▶ **READING TEXT**
+-------+
Any set $S$ can be viewed as a discrete groupoid: the objects are elements of $S$, and the only morphisms are identities. The isomorphism classes form the set $S$ itself. A discrete groupoid has trivial automorphism groups.

Any group $G$ defines a groupoid $BG$ with a single object $*$ and $\operatorname{Aut}(*) = G$. This is a connected groupoid with $|BG| = \{*\}$ (one isomorphism class). The groupoid cardinality is $|BG| = 1/|G|$ in the sense of Baez-Dolan.

More generally, any group action $G \curvearrowright S$ defines a translation groupoid $[S/G]$ (or action groupoid): objects are elements of $S$, and $\operatorname{Hom}(s, t) = \{g \in G : g \cdot s = t\}$.

For a topological space $X$, the fundamental groupoid $\Pi_1(X)$ has points of $X$ as objects and homotopy classes of paths as morphisms. The automorphism group of $x \in X$ is $\pi_1(X, x)$. Connected components of $\Pi_1(X)$ correspond to path components of $X$.

A category $\mathcal{F}$ over $\mathcal{C}$ is fibered in groupoids if and only if for every commutative triangle in $\mathcal{C}$: $W \xrightarrow{g} V \xrightarrow{f} U, \quad f \circ g = h$ and every pair of morphisms $\phi : y \to x$ over $f$ and $\psi : z \to x$ over $h$ in $\mathcal{F}$, there exists a unique morphism $\chi : z \to y$ over $g$ with $\phi \circ \chi = \psi$.

This is a very practical criterion: given any diagram in the base and compatible lifts of two of the three arrows, the third lift exists uniquely.

Define $\mathcal{M}_{1,1}$ over $\mathbf{Sch}$: objects over $S$ are elliptic curves $E \to S$ (smooth proper morphisms with geometrically connected fibers of genus 1, equipped with a section $e : S \to E$). Morphisms over $f : T \to S$ are isomorphisms $E_T \cong f^*E$ of elliptic curves over $T$ respecting the sections.

This is fibered in groupoids because:

• Pullback exists by base change.
• Morphisms in each fiber are isomorphisms of elliptic curves.
• The fiber $\mathcal{M}_{1,1}(\operatorname{Spec} k)$ is the groupoid of elliptic curves over $k$, where $\operatorname{Aut}(E) \neq \{1\}$ in general (e.g., $j = 0$ has extra automorphisms in characteristic $\neq 2, 3$).

The fact that $\operatorname{Aut}(E)$ can be nontrivial is precisely why $\mathcal{M}_{1,1}$ is a stack rather than a scheme.
+-------+
Annotations of layout elements
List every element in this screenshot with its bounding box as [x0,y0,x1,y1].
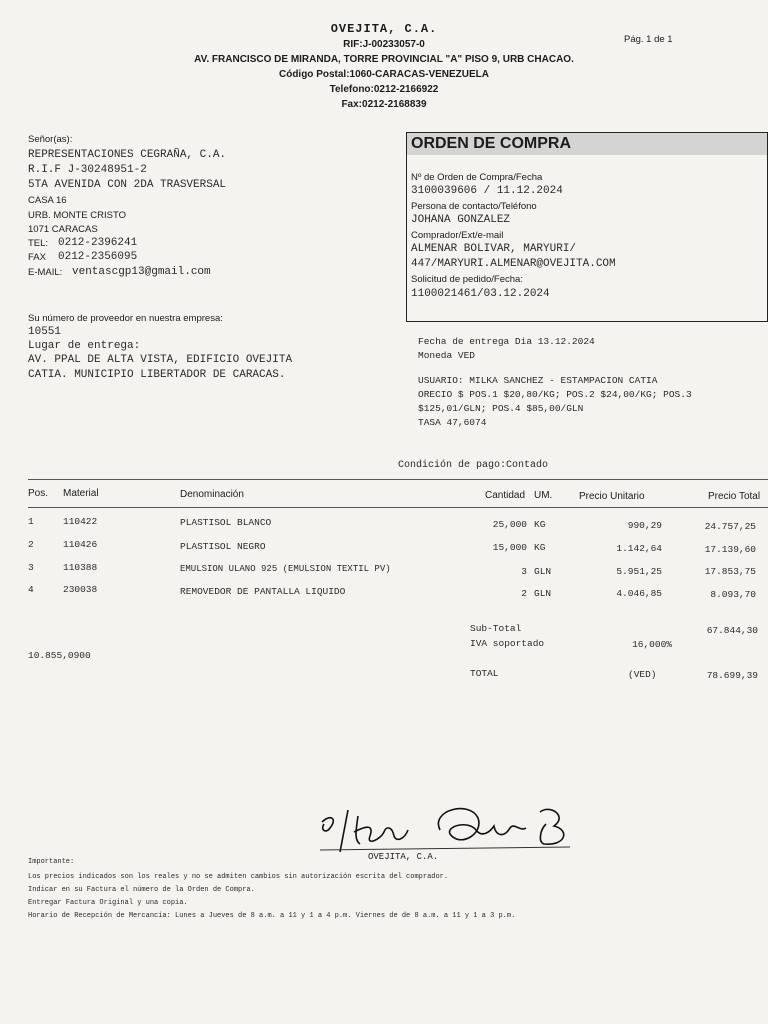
order-box-title: ORDEN DE COMPRA [407,133,767,155]
col-quantity: Cantidad [485,490,526,501]
vendor-tel: 0212-2396241 [58,237,138,249]
row-material: 110388 [63,562,98,573]
total-value: 78.699,39 [706,670,758,681]
vendor-city: 1071 CARACAS [28,224,98,235]
row-material: 110422 [63,516,98,527]
delivery-place-1: AV. PPAL DE ALTA VISTA, EDIFICIO OVEJITA [28,354,293,366]
subtotal-value: 67.844,30 [706,625,758,636]
row-pos: 2 [28,539,34,550]
footer-title: Importante: [28,858,75,866]
col-pos: Pos. [28,488,49,499]
row-unit-price: 990,29 [627,520,662,531]
request-value: 1100021461/03.12.2024 [411,288,550,300]
row-total: 8.093,70 [710,589,756,600]
delivery-date: Fecha de entrega Dia 13.12.2024 [418,336,595,347]
row-unit: GLN [534,588,552,599]
payment-condition: Condición de pago:Contado [398,460,549,471]
row-pos: 4 [28,584,34,595]
request-label: Solicitud de pedido/Fecha: [411,274,523,285]
company-rif: RIF:J-00233057-0 [343,39,425,50]
vendor-address-1: 5TA AVENIDA CON 2DA TRASVERSAL [28,179,227,191]
contact-label: Persona de contacto/Teléfono [411,201,537,212]
order-box [406,132,768,322]
row-unit-price: 1.142,64 [616,543,662,554]
company-name: OVEJITA, C.A. [330,22,438,36]
buyer-value-1: ALMENAR BOLIVAR, MARYURI/ [411,243,577,255]
row-unit: GLN [534,566,552,577]
table-top-rule [28,479,768,480]
order-number-value: 3100039606 / 11.12.2024 [411,185,563,197]
row-quantity: 2 [521,588,527,599]
row-unit-price: 5.951,25 [616,566,662,577]
vendor-rif: R.I.F J-30248951-2 [28,164,147,176]
row-quantity: 15,000 [492,542,527,553]
note-prices-2: $125,01/GLN; POS.4 $85,00/GLN [418,403,584,414]
total-label: TOTAL [470,668,499,679]
supplier-number: 10551 [28,326,62,338]
col-unit: UM. [534,490,553,501]
handwritten-signature [300,790,580,860]
row-material: 110426 [63,539,98,550]
row-total: 17.853,75 [704,566,756,577]
footer-line-2: Indicar en su Factura el número de la Orden de Compra. [28,886,255,894]
row-pos: 1 [28,516,34,527]
vendor-fax: 0212-2356095 [58,251,138,263]
col-description: Denominación [180,489,244,500]
vendor-name: REPRESENTACIONES CEGRAÑA, C.A. [28,149,227,161]
vendor-address-3: URB. MONTE CRISTO [28,210,126,221]
buyer-label: Comprador/Ext/e-mail [411,230,504,241]
delivery-place-2: CATIA. MUNICIPIO LIBERTADOR DE CARACAS. [28,369,286,381]
row-description: REMOVEDOR DE PANTALLA LIQUIDO [180,586,346,597]
vendor-email: ventascgp13@gmail.com [72,266,211,278]
total-currency: (VED) [628,669,657,680]
row-quantity: 25,000 [492,519,527,530]
footer-line-4: Horario de Recepción de Mercancía: Lunes a Jueves de 8 a.m. a 11 y 1 a 4 p.m. Viernes de de 8 a.m. a 11 y 1 a 3 p.m. [28,912,516,920]
supplier-number-label: Su número de proveedor en nuestra empresa: [28,313,223,324]
col-material: Material [63,488,99,499]
currency: Moneda VED [418,350,476,361]
signature-caption: OVEJITA, C.A. [368,852,439,862]
col-unit-price: Precio Unitario [579,491,645,502]
row-description: PLASTISOL BLANCO [180,517,272,528]
row-total: 24.757,25 [704,521,756,532]
footer-line-3: Entregar Factura Original y una copia. [28,899,188,907]
row-description: PLASTISOL NEGRO [180,541,266,552]
note-prices-1: ORECIO $ POS.1 $20,80/KG; POS.2 $24,00/KG; POS.3 [418,389,692,400]
company-postal: Código Postal:1060-CARACAS-VENEZUELA [278,69,490,80]
vendor-label: Señor(as): [28,134,73,145]
page-indicator: Pág. 1 de 1 [624,34,673,45]
note-rate: TASA 47,6074 [418,417,487,428]
row-description: EMULSION ULANO 925 (EMULSION TEXTIL PV) [180,564,391,574]
buyer-value-2: 447/MARYURI.ALMENAR@OVEJITA.COM [411,258,616,270]
row-quantity: 3 [521,566,527,577]
row-unit: KG [534,542,546,553]
vendor-fax-label: FAX [28,252,46,263]
note-user: USUARIO: MILKA SANCHEZ - ESTAMPACION CATIA [418,375,658,386]
company-address: AV. FRANCISCO DE MIRANDA, TORRE PROVINCIAL "A" PISO 9, URB CHACAO. [194,54,574,65]
row-pos: 3 [28,562,34,573]
vendor-email-label: E-MAIL: [28,267,63,278]
iva-amount: 10.855,0900 [28,650,91,661]
footer-line-1: Los precios indicados son los reales y no se admiten cambios sin autorización escrita del comprador. [28,873,449,881]
contact-value: JOHANA GONZALEZ [411,214,511,226]
company-phone: Telefono:0212-2166922 [329,84,439,95]
subtotal-label: Sub-Total [470,623,522,634]
order-number-label: Nº de Orden de Compra/Fecha [411,172,543,183]
table-header-rule [28,507,768,508]
row-unit-price: 4.046,85 [616,588,662,599]
vendor-address-2: CASA 16 [28,195,67,206]
company-fax: Fax:0212-2168839 [341,99,427,110]
iva-rate: 16,000% [632,639,672,650]
row-material: 230038 [63,584,98,595]
delivery-place-label: Lugar de entrega: [28,340,141,352]
col-total: Precio Total [708,491,761,502]
row-total: 17.139,60 [704,544,756,555]
iva-label: IVA soportado [470,638,545,649]
row-unit: KG [534,519,546,530]
vendor-tel-label: TEL: [28,238,49,249]
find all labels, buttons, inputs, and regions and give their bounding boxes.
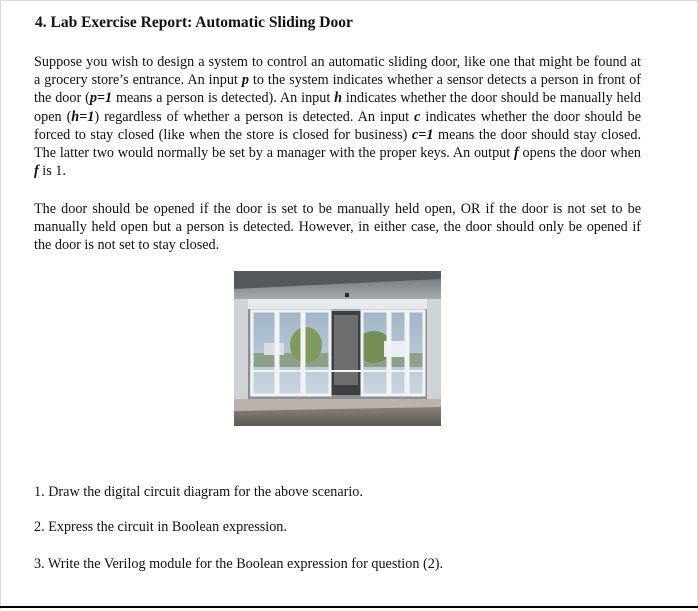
+-------+
▶ **DIRECTIONS**
1. Repeat word for word the passage of the groupoid text starting with "This is a very" and going on through "respecting the sections.".
2. Decide whether each statement below agrees with the groupoid text. Answer yes or no for each, and quote the exact words of the text that settle it.
(a) In a discrete groupoid, identities are the only morphisms.
(b) The fundamental groupoid of a space takes homotopy classes of paths as its objects.
(c) The possibility of nontrivial automorphisms of an elliptic curve is given as the reason the moduli of elliptic curves is a stack rather than a scheme.

▶ **FINAL ANSWERS**
1.
This is a very practical criterion: given any diagram in the base and compatible lifts of two of the three arrows, the third lift exists uniquely.

Define $\mathcal{M}_{1,1}$ over $\mathbf{Sch}$: objects over $S$ are elliptic curves $E \to S$ (smooth proper morphisms with geometrically connected fibers of genus 1, equipped with a section $e : S \to E$). Morphisms over $f : T \to S$ are isomorphisms $E_T \cong f^*E$ of elliptic curves over $T$ respecting the sections.

2.
(a) Yes: "the only morphisms are identities"
(b) No: "has points of $X$ as objects and homotopy classes of paths as morphisms"
(c) Yes: "The fact that $\operatorname{Aut}(E)$ can be nontrivial is precisely why $\mathcal{M}_{1,1}$ is a stack rather than a scheme."